Stated task: Without including the pictures, copy out every line below.

(Extracted data entries)
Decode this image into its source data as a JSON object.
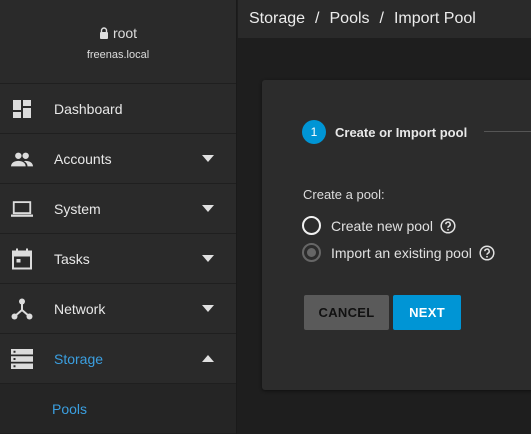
{
  "user": {
    "name": "root",
    "host": "freenas.local"
  },
  "nav": [
    {
      "label": "Dashboard",
      "icon": "dashboard-icon",
      "arrow": ""
    },
    {
      "label": "Accounts",
      "icon": "people-icon",
      "arrow": "down"
    },
    {
      "label": "System",
      "icon": "laptop-icon",
      "arrow": "down"
    },
    {
      "label": "Tasks",
      "icon": "calendar-icon",
      "arrow": "down"
    },
    {
      "label": "Network",
      "icon": "network-icon",
      "arrow": "down"
    },
    {
      "label": "Storage",
      "icon": "storage-icon",
      "arrow": "up",
      "active": true
    }
  ],
  "subnav": {
    "pools_label": "Pools"
  },
  "breadcrumb": {
    "items": [
      "Storage",
      "Pools",
      "Import Pool"
    ],
    "separator": "/"
  },
  "wizard": {
    "step_number": "1",
    "step_label": "Create or Import pool",
    "section_label": "Create a pool:",
    "options": [
      {
        "label": "Create new pool",
        "selected": false
      },
      {
        "label": "Import an existing pool",
        "selected": true,
        "disabled": true
      }
    ],
    "cancel_label": "CANCEL",
    "next_label": "NEXT"
  },
  "colors": {
    "accent": "#0095d5",
    "link": "#3b9fe0",
    "sidebar_bg": "#2a2a2a",
    "page_bg": "#1e1e1e",
    "card_bg": "#2c2c2c"
  }
}
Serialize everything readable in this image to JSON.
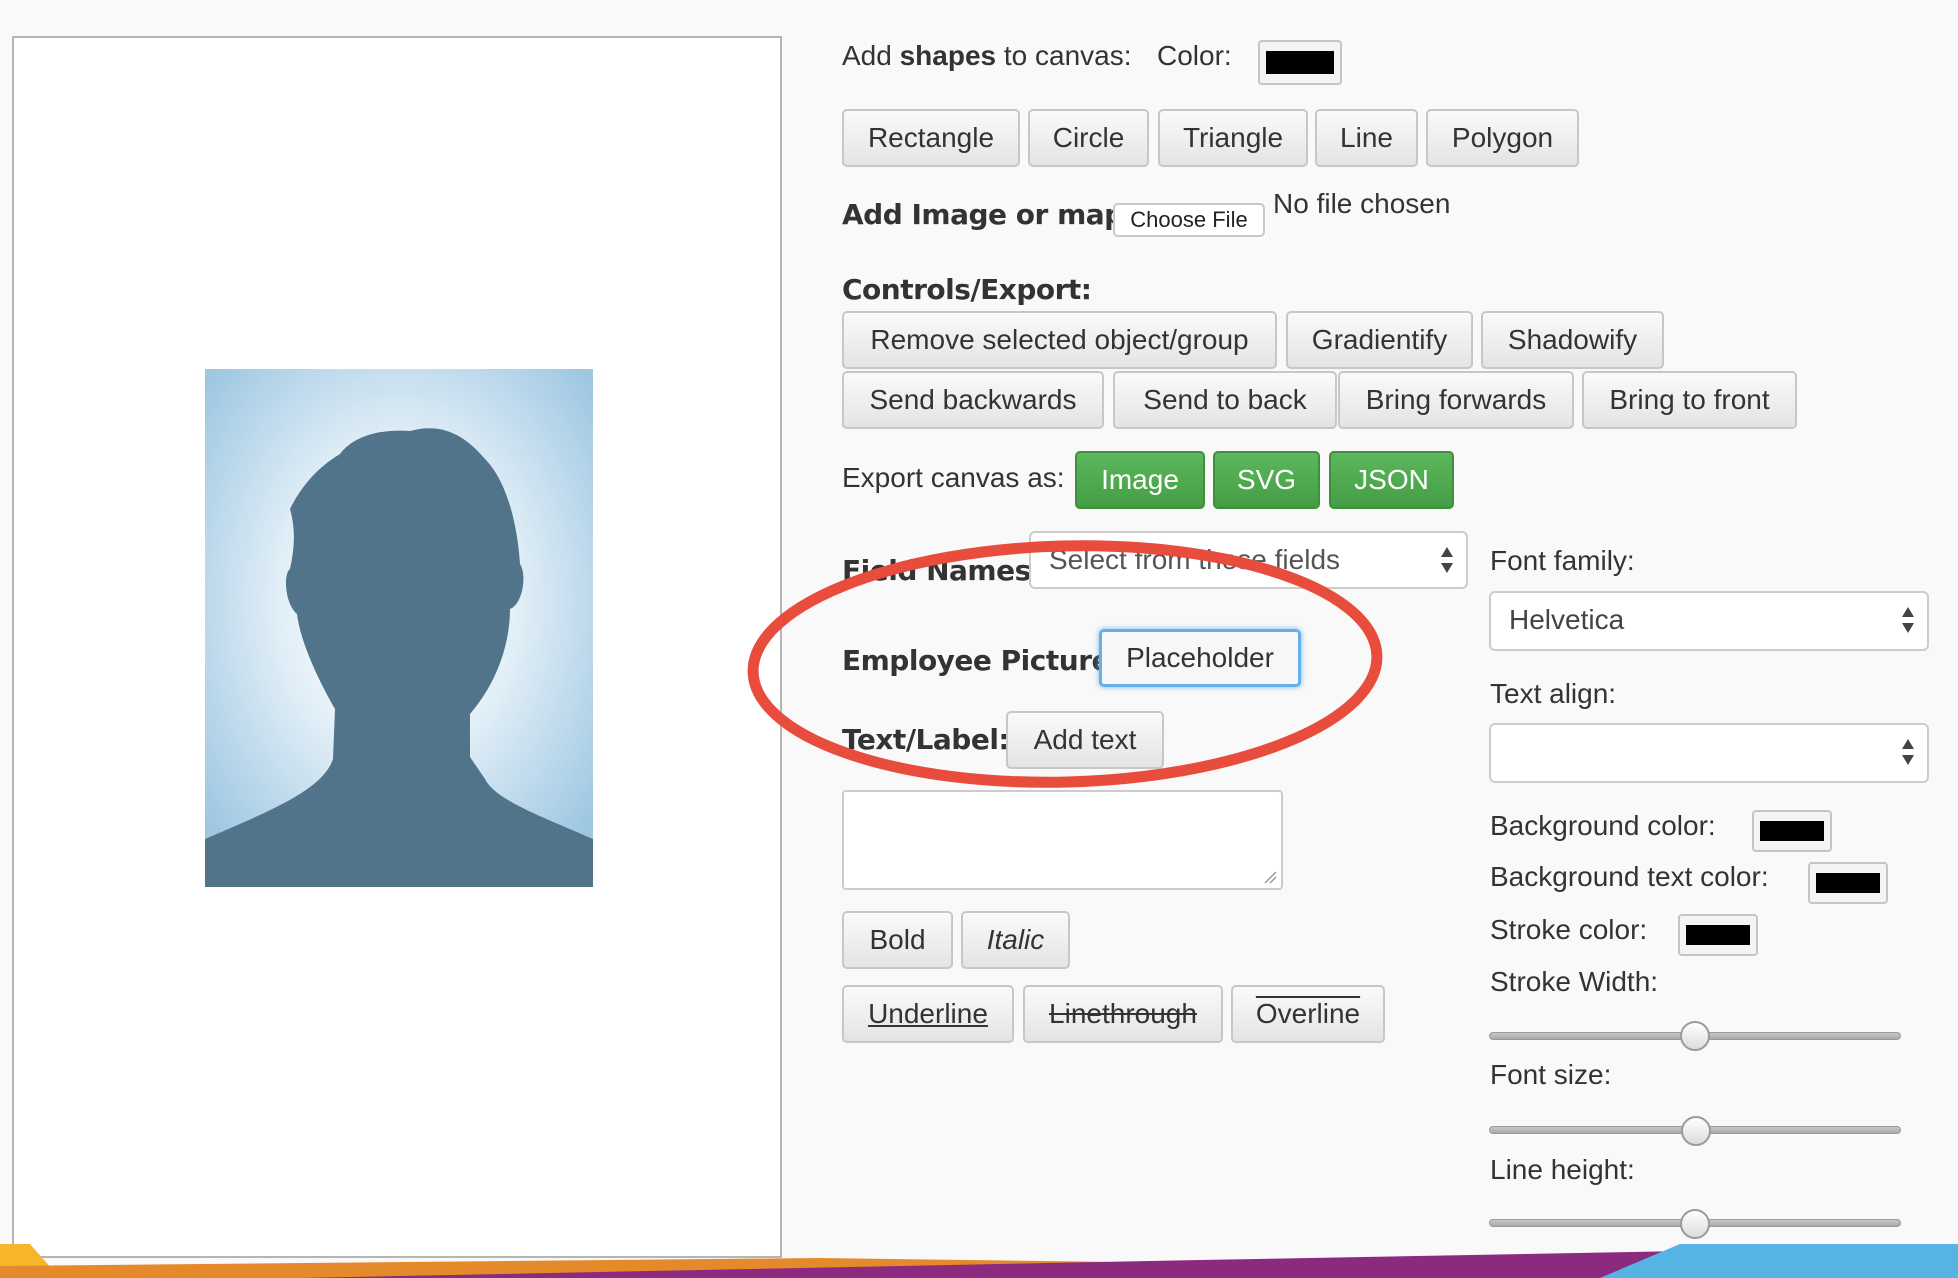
{
  "shapes": {
    "label_prefix": "Add ",
    "label_bold": "shapes",
    "label_suffix": " to canvas:",
    "color_label": "Color:",
    "color_value": "#000000",
    "buttons": [
      "Rectangle",
      "Circle",
      "Triangle",
      "Line",
      "Polygon"
    ]
  },
  "image": {
    "label": "Add Image or map:",
    "choose_file": "Choose File",
    "no_file": "No file chosen"
  },
  "controls": {
    "label": "Controls/Export:",
    "row1": [
      "Remove selected object/group",
      "Gradientify",
      "Shadowify"
    ],
    "row2": [
      "Send backwards",
      "Send to back",
      "Bring forwards",
      "Bring to front"
    ]
  },
  "export": {
    "label": "Export canvas as:",
    "buttons": [
      "Image",
      "SVG",
      "JSON"
    ]
  },
  "fields": {
    "label": "Field Names:",
    "placeholder": "Select from these fields"
  },
  "employee": {
    "label": "Employee Picture:",
    "button": "Placeholder"
  },
  "text": {
    "label": "Text/Label:",
    "add_button": "Add text",
    "bold": "Bold",
    "italic": "Italic",
    "underline": "Underline",
    "linethrough": "Linethrough",
    "overline": "Overline"
  },
  "right": {
    "font_family_label": "Font family:",
    "font_family_value": "Helvetica",
    "text_align_label": "Text align:",
    "text_align_value": "",
    "bg_color_label": "Background color:",
    "bg_text_color_label": "Background text color:",
    "stroke_color_label": "Stroke color:",
    "stroke_width_label": "Stroke Width:",
    "font_size_label": "Font size:",
    "line_height_label": "Line height:",
    "colors": {
      "bg": "#000000",
      "bg_text": "#000000",
      "stroke": "#000000"
    },
    "sliders": {
      "stroke_width": 0.5,
      "font_size": 0.5,
      "line_height": 0.5
    }
  },
  "accent": {
    "highlight": "#e74c3c",
    "green": "#5cb85c"
  }
}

Result:
Decode this image into its source data as a JSON object.
{
  "user": {
    "name": "root",
    "host": "freenas.local"
  },
  "nav": [
    {
      "label": "Dashboard",
      "icon": "dashboard-icon",
      "arrow": ""
    },
    {
      "label": "Accounts",
      "icon": "people-icon",
      "arrow": "down"
    },
    {
      "label": "System",
      "icon": "laptop-icon",
      "arrow": "down"
    },
    {
      "label": "Tasks",
      "icon": "calendar-icon",
      "arrow": "down"
    },
    {
      "label": "Network",
      "icon": "network-icon",
      "arrow": "down"
    },
    {
      "label": "Storage",
      "icon": "storage-icon",
      "arrow": "up",
      "active": true
    }
  ],
  "subnav": {
    "pools_label": "Pools"
  },
  "breadcrumb": {
    "items": [
      "Storage",
      "Pools",
      "Import Pool"
    ],
    "separator": "/"
  },
  "wizard": {
    "step_number": "1",
    "step_label": "Create or Import pool",
    "section_label": "Create a pool:",
    "options": [
      {
        "label": "Create new pool",
        "selected": false
      },
      {
        "label": "Import an existing pool",
        "selected": true,
        "disabled": true
      }
    ],
    "cancel_label": "CANCEL",
    "next_label": "NEXT"
  },
  "colors": {
    "accent": "#0095d5",
    "link": "#3b9fe0",
    "sidebar_bg": "#2a2a2a",
    "page_bg": "#1e1e1e",
    "card_bg": "#2c2c2c"
  }
}
Serialize everything readable in this image to JSON.
{
  "shapes": {
    "label_prefix": "Add ",
    "label_bold": "shapes",
    "label_suffix": " to canvas:",
    "color_label": "Color:",
    "color_value": "#000000",
    "buttons": [
      "Rectangle",
      "Circle",
      "Triangle",
      "Line",
      "Polygon"
    ]
  },
  "image": {
    "label": "Add Image or map:",
    "choose_file": "Choose File",
    "no_file": "No file chosen"
  },
  "controls": {
    "label": "Controls/Export:",
    "row1": [
      "Remove selected object/group",
      "Gradientify",
      "Shadowify"
    ],
    "row2": [
      "Send backwards",
      "Send to back",
      "Bring forwards",
      "Bring to front"
    ]
  },
  "export": {
    "label": "Export canvas as:",
    "buttons": [
      "Image",
      "SVG",
      "JSON"
    ]
  },
  "fields": {
    "label": "Field Names:",
    "placeholder": "Select from these fields"
  },
  "employee": {
    "label": "Employee Picture:",
    "button": "Placeholder"
  },
  "text": {
    "label": "Text/Label:",
    "add_button": "Add text",
    "bold": "Bold",
    "italic": "Italic",
    "underline": "Underline",
    "linethrough": "Linethrough",
    "overline": "Overline"
  },
  "right": {
    "font_family_label": "Font family:",
    "font_family_value": "Helvetica",
    "text_align_label": "Text align:",
    "text_align_value": "",
    "bg_color_label": "Background color:",
    "bg_text_color_label": "Background text color:",
    "stroke_color_label": "Stroke color:",
    "stroke_width_label": "Stroke Width:",
    "font_size_label": "Font size:",
    "line_height_label": "Line height:",
    "colors": {
      "bg": "#000000",
      "bg_text": "#000000",
      "stroke": "#000000"
    },
    "sliders": {
      "stroke_width": 0.5,
      "font_size": 0.5,
      "line_height": 0.5
    }
  },
  "accent": {
    "highlight": "#e74c3c",
    "green": "#5cb85c"
  }
}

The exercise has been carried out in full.